- **Task instructions**: Can you copy out the data exactly? Leave the images out.
═══ Records to process ═══
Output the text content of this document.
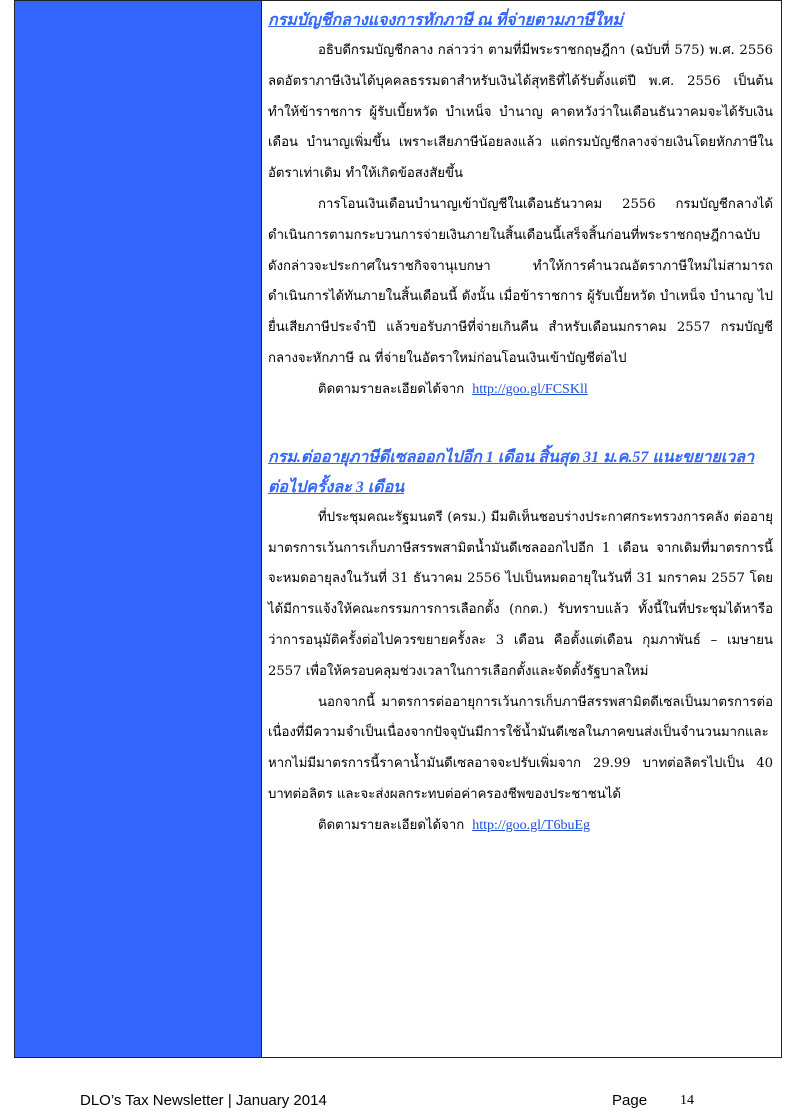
กรมบัญชีกลางแจงการหักภาษี ณ ที่จ่ายตามภาษีใหม่

อธิบดีกรมบัญชีกลาง กล่าวว่า ตามที่มีพระราชกฤษฎีกา (ฉบับที่ 575) พ.ศ. 2556 ลดอัตราภาษีเงินได้บุคคลธรรมดาสำหรับเงินได้สุทธิที่ได้รับตั้งแต่ปี พ.ศ. 2556 เป็นต้น ทำให้ข้าราชการ ผู้รับเบี้ยหวัด บำเหน็จ บำนาญ คาดหวังว่าในเดือนธันวาคมจะได้รับเงินเดือน บำนาญเพิ่มขึ้น เพราะเสียภาษีน้อยลงแล้ว แต่กรมบัญชีกลางจ่ายเงินโดยหักภาษีในอัตราเท่าเดิม ทำให้เกิดข้อสงสัยขึ้น

การโอนเงินเดือนบำนาญเข้าบัญชีในเดือนธันวาคม 2556 กรมบัญชีกลางได้ดำเนินการตามกระบวนการจ่ายเงินภายในสิ้นเดือนนี้เสร็จสิ้นก่อนที่พระราชกฤษฎีกาฉบับดังกล่าวจะประกาศในราชกิจจานุเบกษา ทำให้การคำนวณอัตราภาษีใหม่ไม่สามารถดำเนินการได้ทันภายในสิ้นเดือนนี้ ดังนั้น เมื่อข้าราชการ ผู้รับเบี้ยหวัด บำเหน็จ บำนาญ ไปยื่นเสียภาษีประจำปี แล้วขอรับภาษีที่จ่ายเกินคืน สำหรับเดือนมกราคม 2557 กรมบัญชีกลางจะหักภาษี ณ ที่จ่ายในอัตราใหม่ก่อนโอนเงินเข้าบัญชีต่อไป

ติดตามรายละเอียดได้จาก http://goo.gl/FCSKll

กรม.ต่ออายุภาษีดีเซลออกไปอีก 1 เดือน สิ้นสุด 31 ม.ค.57 แนะขยายเวลาต่อไปครั้งละ 3 เดือน

ที่ประชุมคณะรัฐมนตรี (ครม.) มีมติเห็นชอบร่างประกาศกระทรวงการคลัง ต่ออายุมาตรการเว้นการเก็บภาษีสรรพสามิตน้ำมันดีเซลออกไปอีก 1 เดือน จากเดิมที่มาตรการนี้จะหมดอายุลงในวันที่ 31 ธันวาคม 2556 ไปเป็นหมดอายุในวันที่ 31 มกราคม 2557 โดยได้มีการแจ้งให้คณะกรรมการการเลือกตั้ง (กกต.) รับทราบแล้ว ทั้งนี้ในที่ประชุมได้หารือว่าการอนุมัติครั้งต่อไปควรขยายครั้งละ 3 เดือน คือตั้งแต่เดือน กุมภาพันธ์ – เมษายน 2557 เพื่อให้ครอบคลุมช่วงเวลาในการเลือกตั้งและจัดตั้งรัฐบาลใหม่

นอกจากนี้ มาตรการต่ออายุการเว้นการเก็บภาษีสรรพสามิตดีเซลเป็นมาตรการต่อเนื่องที่มีความจำเป็นเนื่องจากปัจจุบันมีการใช้น้ำมันดีเซลในภาคขนส่งเป็นจำนวนมากและหากไม่มีมาตรการนี้ราคาน้ำมันดีเซลอาจจะปรับเพิ่มจาก 29.99 บาทต่อลิตรไปเป็น 40 บาทต่อลิตร และจะส่งผลกระทบต่อค่าครองชีพของประชาชนได้

ติดตามรายละเอียดได้จาก http://goo.gl/T6buEg

DLO’s Tax Newsletter | January 2014	Page 14
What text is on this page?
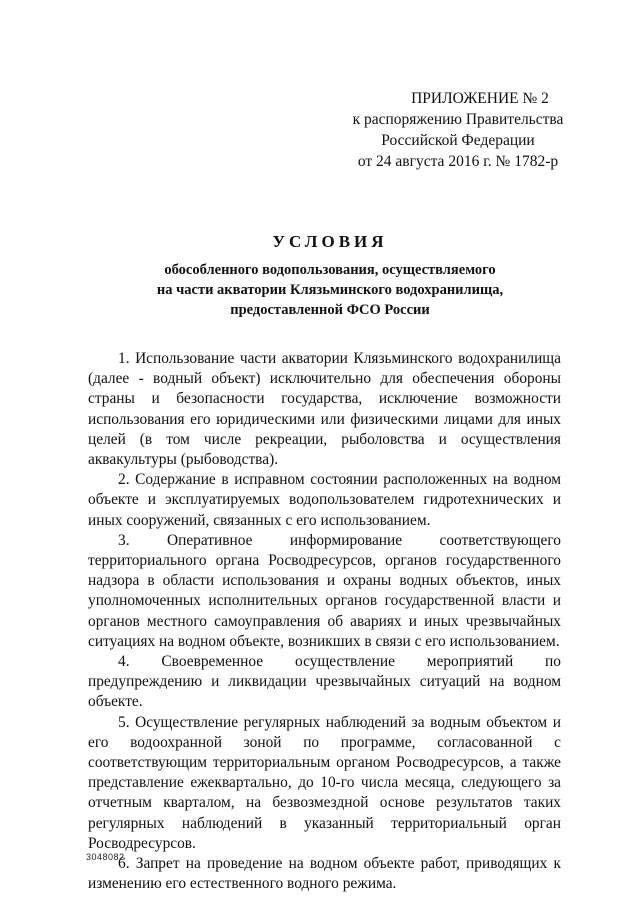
ПРИЛОЖЕНИЕ № 2
к распоряжению Правительства
Российской Федерации
от 24 августа 2016 г. № 1782-р
УСЛОВИЯ
обособленного водопользования, осуществляемого
на части акватории Клязьминского водохранилища,
предоставленной ФСО России

1. Использование части акватории Клязьминского водохранилища (далее - водный объект) исключительно для обеспечения обороны страны и безопасности государства, исключение возможности использования его юридическими или физическими лицами для иных целей (в том числе рекреации, рыболовства и осуществления аквакультуры (рыбоводства).

2. Содержание в исправном состоянии расположенных на водном объекте и эксплуатируемых водопользователем гидротехнических и иных сооружений, связанных с его использованием.

3. Оперативное информирование соответствующего территориального органа Росводресурсов, органов государственного надзора в области использования и охраны водных объектов, иных уполномоченных исполнительных органов государственной власти и органов местного самоуправления об авариях и иных чрезвычайных ситуациях на водном объекте, возникших в связи с его использованием.

4. Своевременное осуществление мероприятий по предупреждению и ликвидации чрезвычайных ситуаций на водном объекте.

5. Осуществление регулярных наблюдений за водным объектом и его водоохранной зоной по программе, согласованной с соответствующим территориальным органом Росводресурсов, а также представление ежеквартально, до 10-го числа месяца, следующего за отчетным кварталом, на безвозмездной основе результатов таких регулярных наблюдений в указанный территориальный орган Росводресурсов.

6. Запрет на проведение на водном объекте работ, приводящих к изменению его естественного водного режима.

3048082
═══
- **Result**:
Output the text content of this document.
กรมบัญชีกลางแจงการหักภาษี ณ ที่จ่ายตามภาษีใหม่

อธิบดีกรมบัญชีกลาง กล่าวว่า ตามที่มีพระราชกฤษฎีกา (ฉบับที่ 575) พ.ศ. 2556 ลดอัตราภาษีเงินได้บุคคลธรรมดาสำหรับเงินได้สุทธิที่ได้รับตั้งแต่ปี พ.ศ. 2556 เป็นต้น ทำให้ข้าราชการ ผู้รับเบี้ยหวัด บำเหน็จ บำนาญ คาดหวังว่าในเดือนธันวาคมจะได้รับเงินเดือน บำนาญเพิ่มขึ้น เพราะเสียภาษีน้อยลงแล้ว แต่กรมบัญชีกลางจ่ายเงินโดยหักภาษีในอัตราเท่าเดิม ทำให้เกิดข้อสงสัยขึ้น

การโอนเงินเดือนบำนาญเข้าบัญชีในเดือนธันวาคม 2556 กรมบัญชีกลางได้ดำเนินการตามกระบวนการจ่ายเงินภายในสิ้นเดือนนี้เสร็จสิ้นก่อนที่พระราชกฤษฎีกาฉบับดังกล่าวจะประกาศในราชกิจจานุเบกษา ทำให้การคำนวณอัตราภาษีใหม่ไม่สามารถดำเนินการได้ทันภายในสิ้นเดือนนี้ ดังนั้น เมื่อข้าราชการ ผู้รับเบี้ยหวัด บำเหน็จ บำนาญ ไปยื่นเสียภาษีประจำปี แล้วขอรับภาษีที่จ่ายเกินคืน สำหรับเดือนมกราคม 2557 กรมบัญชีกลางจะหักภาษี ณ ที่จ่ายในอัตราใหม่ก่อนโอนเงินเข้าบัญชีต่อไป

ติดตามรายละเอียดได้จาก http://goo.gl/FCSKll

กรม.ต่ออายุภาษีดีเซลออกไปอีก 1 เดือน สิ้นสุด 31 ม.ค.57 แนะขยายเวลาต่อไปครั้งละ 3 เดือน

ที่ประชุมคณะรัฐมนตรี (ครม.) มีมติเห็นชอบร่างประกาศกระทรวงการคลัง ต่ออายุมาตรการเว้นการเก็บภาษีสรรพสามิตน้ำมันดีเซลออกไปอีก 1 เดือน จากเดิมที่มาตรการนี้จะหมดอายุลงในวันที่ 31 ธันวาคม 2556 ไปเป็นหมดอายุในวันที่ 31 มกราคม 2557 โดยได้มีการแจ้งให้คณะกรรมการการเลือกตั้ง (กกต.) รับทราบแล้ว ทั้งนี้ในที่ประชุมได้หารือว่าการอนุมัติครั้งต่อไปควรขยายครั้งละ 3 เดือน คือตั้งแต่เดือน กุมภาพันธ์ – เมษายน 2557 เพื่อให้ครอบคลุมช่วงเวลาในการเลือกตั้งและจัดตั้งรัฐบาลใหม่

นอกจากนี้ มาตรการต่ออายุการเว้นการเก็บภาษีสรรพสามิตดีเซลเป็นมาตรการต่อเนื่องที่มีความจำเป็นเนื่องจากปัจจุบันมีการใช้น้ำมันดีเซลในภาคขนส่งเป็นจำนวนมากและหากไม่มีมาตรการนี้ราคาน้ำมันดีเซลอาจจะปรับเพิ่มจาก 29.99 บาทต่อลิตรไปเป็น 40 บาทต่อลิตร และจะส่งผลกระทบต่อค่าครองชีพของประชาชนได้

ติดตามรายละเอียดได้จาก http://goo.gl/T6buEg

DLO’s Tax Newsletter | January 2014	Page 14
What text is on this page?
ПРИЛОЖЕНИЕ № 2
к распоряжению Правительства
Российской Федерации
от 24 августа 2016 г. № 1782-р
УСЛОВИЯ
обособленного водопользования, осуществляемого
на части акватории Клязьминского водохранилища,
предоставленной ФСО России

1. Использование части акватории Клязьминского водохранилища (далее - водный объект) исключительно для обеспечения обороны страны и безопасности государства, исключение возможности использования его юридическими или физическими лицами для иных целей (в том числе рекреации, рыболовства и осуществления аквакультуры (рыбоводства).

2. Содержание в исправном состоянии расположенных на водном объекте и эксплуатируемых водопользователем гидротехнических и иных сооружений, связанных с его использованием.

3. Оперативное информирование соответствующего территориального органа Росводресурсов, органов государственного надзора в области использования и охраны водных объектов, иных уполномоченных исполнительных органов государственной власти и органов местного самоуправления об авариях и иных чрезвычайных ситуациях на водном объекте, возникших в связи с его использованием.

4. Своевременное осуществление мероприятий по предупреждению и ликвидации чрезвычайных ситуаций на водном объекте.

5. Осуществление регулярных наблюдений за водным объектом и его водоохранной зоной по программе, согласованной с соответствующим территориальным органом Росводресурсов, а также представление ежеквартально, до 10-го числа месяца, следующего за отчетным кварталом, на безвозмездной основе результатов таких регулярных наблюдений в указанный территориальный орган Росводресурсов.

6. Запрет на проведение на водном объекте работ, приводящих к изменению его естественного водного режима.

3048082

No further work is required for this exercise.